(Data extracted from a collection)
----------
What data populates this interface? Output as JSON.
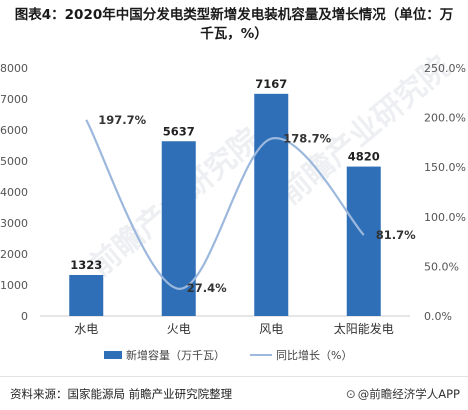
{
  "title": "图表4：2020年中国分发电类型新增发电装机容量及增长情况（单位：万千瓦，%）",
  "watermark": "前瞻产业研究院",
  "source": "资料来源：国家能源局 前瞻产业研究院整理",
  "brand": "@前瞻经济学人APP",
  "colors": {
    "bar": "#2e6fb8",
    "line": "#9cb8dd",
    "axis": "#cccccc",
    "text": "#555555"
  },
  "chart_data": {
    "type": "bar",
    "categories": [
      "水电",
      "火电",
      "风电",
      "太阳能发电"
    ],
    "series": [
      {
        "name": "新增容量（万千瓦）",
        "type": "bar",
        "axis": "left",
        "values": [
          1323,
          5637,
          7167,
          4820
        ]
      },
      {
        "name": "同比增长（%）",
        "type": "line",
        "axis": "right",
        "values": [
          197.7,
          27.4,
          178.7,
          81.7
        ]
      }
    ],
    "y_left": {
      "min": 0,
      "max": 8000,
      "ticks": [
        "0",
        "1000",
        "2000",
        "3000",
        "4000",
        "5000",
        "6000",
        "7000",
        "8000"
      ]
    },
    "y_right": {
      "min": 0,
      "max": 250,
      "ticks": [
        "0.0%",
        "50.0%",
        "100.0%",
        "150.0%",
        "200.0%",
        "250.0%"
      ]
    },
    "bar_labels": [
      "1323",
      "5637",
      "7167",
      "4820"
    ],
    "line_labels": [
      "197.7%",
      "27.4%",
      "178.7%",
      "81.7%"
    ],
    "legend": {
      "position": "bottom",
      "items": [
        "新增容量（万千瓦）",
        "同比增长（%）"
      ]
    }
  }
}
----------
GIVEN EXERCISE:
Exclude every picture and copy the remaining data exactly.

EXERCISE ANSWER:
What data populates this interface? Output as JSON.
{
  "title": "图表4：2020年中国分发电类型新增发电装机容量及增长情况（单位：万千瓦，%）",
  "watermark": "前瞻产业研究院",
  "source": "资料来源：国家能源局 前瞻产业研究院整理",
  "brand": "@前瞻经济学人APP",
  "colors": {
    "bar": "#2e6fb8",
    "line": "#9cb8dd",
    "axis": "#cccccc",
    "text": "#555555"
  },
  "chart_data": {
    "type": "bar",
    "categories": [
      "水电",
      "火电",
      "风电",
      "太阳能发电"
    ],
    "series": [
      {
        "name": "新增容量（万千瓦）",
        "type": "bar",
        "axis": "left",
        "values": [
          1323,
          5637,
          7167,
          4820
        ]
      },
      {
        "name": "同比增长（%）",
        "type": "line",
        "axis": "right",
        "values": [
          197.7,
          27.4,
          178.7,
          81.7
        ]
      }
    ],
    "y_left": {
      "min": 0,
      "max": 8000,
      "ticks": [
        "0",
        "1000",
        "2000",
        "3000",
        "4000",
        "5000",
        "6000",
        "7000",
        "8000"
      ]
    },
    "y_right": {
      "min": 0,
      "max": 250,
      "ticks": [
        "0.0%",
        "50.0%",
        "100.0%",
        "150.0%",
        "200.0%",
        "250.0%"
      ]
    },
    "bar_labels": [
      "1323",
      "5637",
      "7167",
      "4820"
    ],
    "line_labels": [
      "197.7%",
      "27.4%",
      "178.7%",
      "81.7%"
    ],
    "legend": {
      "position": "bottom",
      "items": [
        "新增容量（万千瓦）",
        "同比增长（%）"
      ]
    }
  }
}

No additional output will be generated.